--- Start of DATA PROVIDED ---
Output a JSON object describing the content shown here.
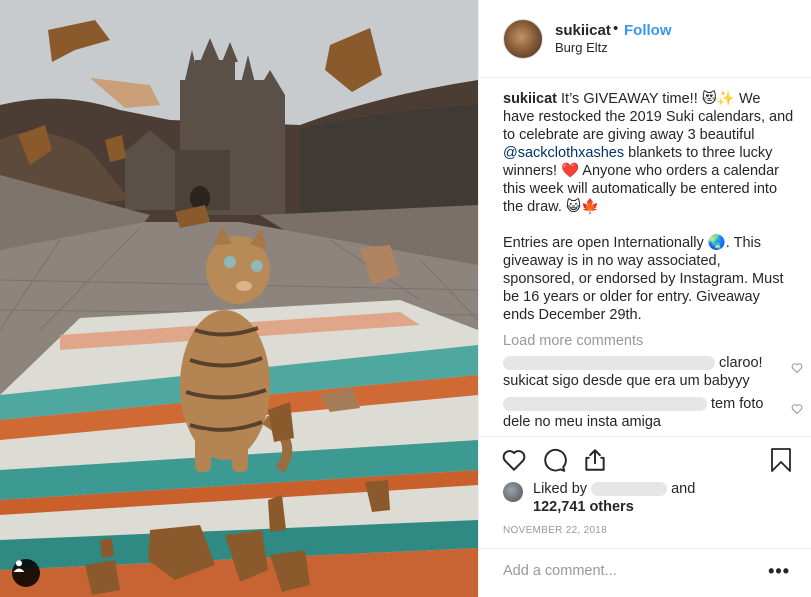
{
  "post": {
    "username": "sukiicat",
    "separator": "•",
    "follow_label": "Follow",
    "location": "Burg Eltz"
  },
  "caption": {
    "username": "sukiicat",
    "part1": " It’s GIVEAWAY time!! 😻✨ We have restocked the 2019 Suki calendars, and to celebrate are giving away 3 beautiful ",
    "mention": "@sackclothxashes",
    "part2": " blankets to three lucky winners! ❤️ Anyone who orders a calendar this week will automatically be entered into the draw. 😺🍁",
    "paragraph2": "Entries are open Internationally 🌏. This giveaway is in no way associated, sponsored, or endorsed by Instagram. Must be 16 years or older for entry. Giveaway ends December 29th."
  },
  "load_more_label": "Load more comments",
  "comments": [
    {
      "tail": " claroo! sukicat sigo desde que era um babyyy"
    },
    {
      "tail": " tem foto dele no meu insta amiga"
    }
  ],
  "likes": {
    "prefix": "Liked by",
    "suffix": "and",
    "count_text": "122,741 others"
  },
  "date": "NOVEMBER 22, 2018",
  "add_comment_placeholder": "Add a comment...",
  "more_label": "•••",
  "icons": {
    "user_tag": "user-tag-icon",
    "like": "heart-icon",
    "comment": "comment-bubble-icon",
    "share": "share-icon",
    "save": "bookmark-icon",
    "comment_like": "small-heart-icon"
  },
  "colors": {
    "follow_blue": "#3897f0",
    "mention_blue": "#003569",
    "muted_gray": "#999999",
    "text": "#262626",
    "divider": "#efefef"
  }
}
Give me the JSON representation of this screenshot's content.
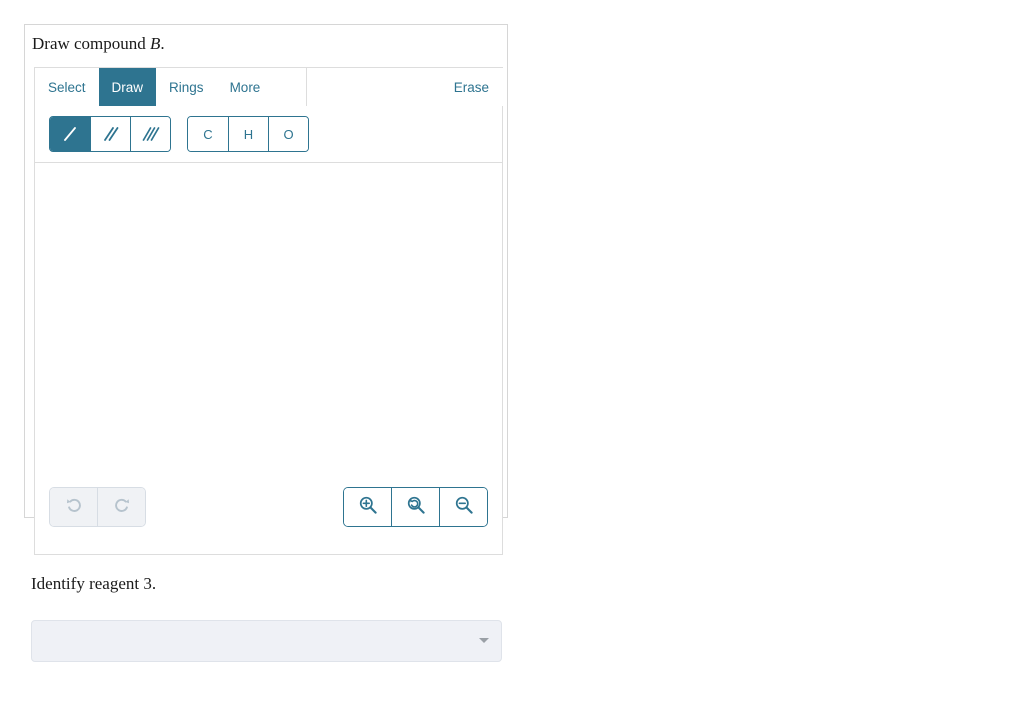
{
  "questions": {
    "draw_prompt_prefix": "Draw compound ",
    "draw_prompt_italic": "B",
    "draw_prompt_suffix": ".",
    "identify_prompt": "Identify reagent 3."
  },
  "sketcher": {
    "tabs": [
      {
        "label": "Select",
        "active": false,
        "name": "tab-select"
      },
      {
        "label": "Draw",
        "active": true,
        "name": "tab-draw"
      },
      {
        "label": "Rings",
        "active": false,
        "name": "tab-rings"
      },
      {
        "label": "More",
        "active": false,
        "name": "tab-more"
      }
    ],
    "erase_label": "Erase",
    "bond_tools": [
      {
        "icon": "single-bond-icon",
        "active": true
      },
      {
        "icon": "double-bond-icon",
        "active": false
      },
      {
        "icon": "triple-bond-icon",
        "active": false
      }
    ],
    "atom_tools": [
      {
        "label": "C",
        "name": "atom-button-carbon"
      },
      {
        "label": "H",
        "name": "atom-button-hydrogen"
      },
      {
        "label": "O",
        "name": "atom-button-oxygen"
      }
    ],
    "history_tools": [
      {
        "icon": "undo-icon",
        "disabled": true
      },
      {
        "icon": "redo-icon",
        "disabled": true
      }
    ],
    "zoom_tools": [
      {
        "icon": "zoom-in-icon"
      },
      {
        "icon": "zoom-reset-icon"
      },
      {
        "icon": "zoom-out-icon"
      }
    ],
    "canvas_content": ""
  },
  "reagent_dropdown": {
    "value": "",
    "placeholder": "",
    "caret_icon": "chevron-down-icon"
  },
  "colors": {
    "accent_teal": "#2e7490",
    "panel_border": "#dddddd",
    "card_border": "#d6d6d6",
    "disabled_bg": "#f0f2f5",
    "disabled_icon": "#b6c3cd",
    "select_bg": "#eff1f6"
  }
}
--- End of DATA PROVIDED ---
--- Start of DATA PROVIDED ---
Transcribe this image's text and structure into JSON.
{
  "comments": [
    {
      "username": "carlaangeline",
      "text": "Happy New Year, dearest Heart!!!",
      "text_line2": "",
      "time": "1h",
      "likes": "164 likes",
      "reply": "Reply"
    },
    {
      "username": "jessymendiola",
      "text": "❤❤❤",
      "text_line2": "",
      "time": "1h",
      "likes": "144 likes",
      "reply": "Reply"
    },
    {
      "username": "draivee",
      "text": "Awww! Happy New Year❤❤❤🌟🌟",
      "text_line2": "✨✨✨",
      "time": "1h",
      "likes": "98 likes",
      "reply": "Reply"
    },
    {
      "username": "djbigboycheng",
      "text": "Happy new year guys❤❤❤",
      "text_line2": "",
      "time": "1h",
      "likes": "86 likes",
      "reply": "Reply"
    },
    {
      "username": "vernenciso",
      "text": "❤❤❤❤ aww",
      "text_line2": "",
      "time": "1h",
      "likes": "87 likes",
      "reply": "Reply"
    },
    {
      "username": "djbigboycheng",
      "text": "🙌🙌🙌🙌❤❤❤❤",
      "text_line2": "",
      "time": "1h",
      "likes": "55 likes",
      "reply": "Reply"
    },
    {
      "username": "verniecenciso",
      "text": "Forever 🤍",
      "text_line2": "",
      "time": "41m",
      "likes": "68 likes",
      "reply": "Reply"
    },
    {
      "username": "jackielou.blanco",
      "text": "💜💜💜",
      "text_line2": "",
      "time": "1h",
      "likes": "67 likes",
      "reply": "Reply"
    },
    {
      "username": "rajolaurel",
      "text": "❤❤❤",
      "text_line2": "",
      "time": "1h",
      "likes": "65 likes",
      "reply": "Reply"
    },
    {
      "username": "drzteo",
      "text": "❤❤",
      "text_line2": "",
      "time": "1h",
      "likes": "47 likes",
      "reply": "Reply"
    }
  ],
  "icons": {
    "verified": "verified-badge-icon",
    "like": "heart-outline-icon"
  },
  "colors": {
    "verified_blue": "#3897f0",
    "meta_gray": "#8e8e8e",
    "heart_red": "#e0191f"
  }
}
--- End of DATA PROVIDED ---
How many lines in the records above contain the word "Happy"? Give only the number.

3